• The task:
Retype the data below without altering anything.

• Record extracts:

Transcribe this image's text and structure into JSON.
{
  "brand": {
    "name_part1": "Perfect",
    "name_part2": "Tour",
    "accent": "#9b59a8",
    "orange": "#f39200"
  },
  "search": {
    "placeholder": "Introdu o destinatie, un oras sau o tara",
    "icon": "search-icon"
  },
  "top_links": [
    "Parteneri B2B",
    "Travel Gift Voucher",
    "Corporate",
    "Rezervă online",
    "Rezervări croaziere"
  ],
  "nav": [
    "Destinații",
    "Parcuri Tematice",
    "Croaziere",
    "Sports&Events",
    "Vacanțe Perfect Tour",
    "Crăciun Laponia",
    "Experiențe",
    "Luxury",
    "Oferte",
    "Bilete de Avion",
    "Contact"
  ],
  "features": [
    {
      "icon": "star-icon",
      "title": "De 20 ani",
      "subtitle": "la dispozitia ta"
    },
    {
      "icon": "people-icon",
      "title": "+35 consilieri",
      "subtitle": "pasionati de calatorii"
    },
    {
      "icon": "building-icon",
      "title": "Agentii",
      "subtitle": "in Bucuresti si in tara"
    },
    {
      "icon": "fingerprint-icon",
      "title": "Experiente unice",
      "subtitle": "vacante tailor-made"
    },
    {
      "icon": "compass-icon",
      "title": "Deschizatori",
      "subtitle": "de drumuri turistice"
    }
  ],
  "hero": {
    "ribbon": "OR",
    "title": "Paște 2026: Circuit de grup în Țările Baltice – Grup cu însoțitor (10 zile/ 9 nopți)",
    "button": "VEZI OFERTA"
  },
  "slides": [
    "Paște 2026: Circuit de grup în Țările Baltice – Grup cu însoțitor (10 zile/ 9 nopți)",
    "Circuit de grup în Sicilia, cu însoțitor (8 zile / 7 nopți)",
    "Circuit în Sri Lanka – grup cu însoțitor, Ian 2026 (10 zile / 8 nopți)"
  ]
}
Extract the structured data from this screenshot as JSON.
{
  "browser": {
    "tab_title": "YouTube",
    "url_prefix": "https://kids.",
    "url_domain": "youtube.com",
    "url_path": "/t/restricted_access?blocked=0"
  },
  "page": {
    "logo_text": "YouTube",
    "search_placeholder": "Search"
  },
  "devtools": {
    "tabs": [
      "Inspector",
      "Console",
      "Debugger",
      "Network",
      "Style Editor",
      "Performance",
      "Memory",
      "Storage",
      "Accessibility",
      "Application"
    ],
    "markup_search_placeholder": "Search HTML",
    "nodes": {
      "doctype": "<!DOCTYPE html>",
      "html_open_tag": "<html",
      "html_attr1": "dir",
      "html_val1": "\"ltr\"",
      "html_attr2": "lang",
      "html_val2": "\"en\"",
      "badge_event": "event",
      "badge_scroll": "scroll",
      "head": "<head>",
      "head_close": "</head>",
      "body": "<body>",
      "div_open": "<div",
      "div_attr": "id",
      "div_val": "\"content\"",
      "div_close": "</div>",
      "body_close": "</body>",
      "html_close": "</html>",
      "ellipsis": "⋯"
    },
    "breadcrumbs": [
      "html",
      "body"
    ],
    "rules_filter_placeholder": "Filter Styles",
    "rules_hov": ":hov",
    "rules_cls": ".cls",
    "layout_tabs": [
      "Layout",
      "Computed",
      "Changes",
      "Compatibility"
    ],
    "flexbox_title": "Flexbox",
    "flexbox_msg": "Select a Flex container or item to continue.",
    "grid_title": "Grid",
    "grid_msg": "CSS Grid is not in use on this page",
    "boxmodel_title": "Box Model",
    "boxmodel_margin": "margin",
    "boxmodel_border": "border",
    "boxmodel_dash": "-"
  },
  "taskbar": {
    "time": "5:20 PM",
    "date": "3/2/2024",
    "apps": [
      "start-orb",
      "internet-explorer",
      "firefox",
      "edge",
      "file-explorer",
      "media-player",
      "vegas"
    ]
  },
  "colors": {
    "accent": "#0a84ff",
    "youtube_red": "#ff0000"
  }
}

• Result of the task:
Transcribe this image's text and structure into JSON.
{
  "brand": {
    "name_part1": "Perfect",
    "name_part2": "Tour",
    "accent": "#9b59a8",
    "orange": "#f39200"
  },
  "search": {
    "placeholder": "Introdu o destinatie, un oras sau o tara",
    "icon": "search-icon"
  },
  "top_links": [
    "Parteneri B2B",
    "Travel Gift Voucher",
    "Corporate",
    "Rezervă online",
    "Rezervări croaziere"
  ],
  "nav": [
    "Destinații",
    "Parcuri Tematice",
    "Croaziere",
    "Sports&Events",
    "Vacanțe Perfect Tour",
    "Crăciun Laponia",
    "Experiențe",
    "Luxury",
    "Oferte",
    "Bilete de Avion",
    "Contact"
  ],
  "features": [
    {
      "icon": "star-icon",
      "title": "De 20 ani",
      "subtitle": "la dispozitia ta"
    },
    {
      "icon": "people-icon",
      "title": "+35 consilieri",
      "subtitle": "pasionati de calatorii"
    },
    {
      "icon": "building-icon",
      "title": "Agentii",
      "subtitle": "in Bucuresti si in tara"
    },
    {
      "icon": "fingerprint-icon",
      "title": "Experiente unice",
      "subtitle": "vacante tailor-made"
    },
    {
      "icon": "compass-icon",
      "title": "Deschizatori",
      "subtitle": "de drumuri turistice"
    }
  ],
  "hero": {
    "ribbon": "OR",
    "title": "Paște 2026: Circuit de grup în Țările Baltice – Grup cu însoțitor (10 zile/ 9 nopți)",
    "button": "VEZI OFERTA"
  },
  "slides": [
    "Paște 2026: Circuit de grup în Țările Baltice – Grup cu însoțitor (10 zile/ 9 nopți)",
    "Circuit de grup în Sicilia, cu însoțitor (8 zile / 7 nopți)",
    "Circuit în Sri Lanka – grup cu însoțitor, Ian 2026 (10 zile / 8 nopți)"
  ]
}
Extract the structured data from this screenshot as JSON.
{
  "browser": {
    "tab_title": "YouTube",
    "url_prefix": "https://kids.",
    "url_domain": "youtube.com",
    "url_path": "/t/restricted_access?blocked=0"
  },
  "page": {
    "logo_text": "YouTube",
    "search_placeholder": "Search"
  },
  "devtools": {
    "tabs": [
      "Inspector",
      "Console",
      "Debugger",
      "Network",
      "Style Editor",
      "Performance",
      "Memory",
      "Storage",
      "Accessibility",
      "Application"
    ],
    "markup_search_placeholder": "Search HTML",
    "nodes": {
      "doctype": "<!DOCTYPE html>",
      "html_open_tag": "<html",
      "html_attr1": "dir",
      "html_val1": "\"ltr\"",
      "html_attr2": "lang",
      "html_val2": "\"en\"",
      "badge_event": "event",
      "badge_scroll": "scroll",
      "head": "<head>",
      "head_close": "</head>",
      "body": "<body>",
      "div_open": "<div",
      "div_attr": "id",
      "div_val": "\"content\"",
      "div_close": "</div>",
      "body_close": "</body>",
      "html_close": "</html>",
      "ellipsis": "⋯"
    },
    "breadcrumbs": [
      "html",
      "body"
    ],
    "rules_filter_placeholder": "Filter Styles",
    "rules_hov": ":hov",
    "rules_cls": ".cls",
    "layout_tabs": [
      "Layout",
      "Computed",
      "Changes",
      "Compatibility"
    ],
    "flexbox_title": "Flexbox",
    "flexbox_msg": "Select a Flex container or item to continue.",
    "grid_title": "Grid",
    "grid_msg": "CSS Grid is not in use on this page",
    "boxmodel_title": "Box Model",
    "boxmodel_margin": "margin",
    "boxmodel_border": "border",
    "boxmodel_dash": "-"
  },
  "taskbar": {
    "time": "5:20 PM",
    "date": "3/2/2024",
    "apps": [
      "start-orb",
      "internet-explorer",
      "firefox",
      "edge",
      "file-explorer",
      "media-player",
      "vegas"
    ]
  },
  "colors": {
    "accent": "#0a84ff",
    "youtube_red": "#ff0000"
  }
}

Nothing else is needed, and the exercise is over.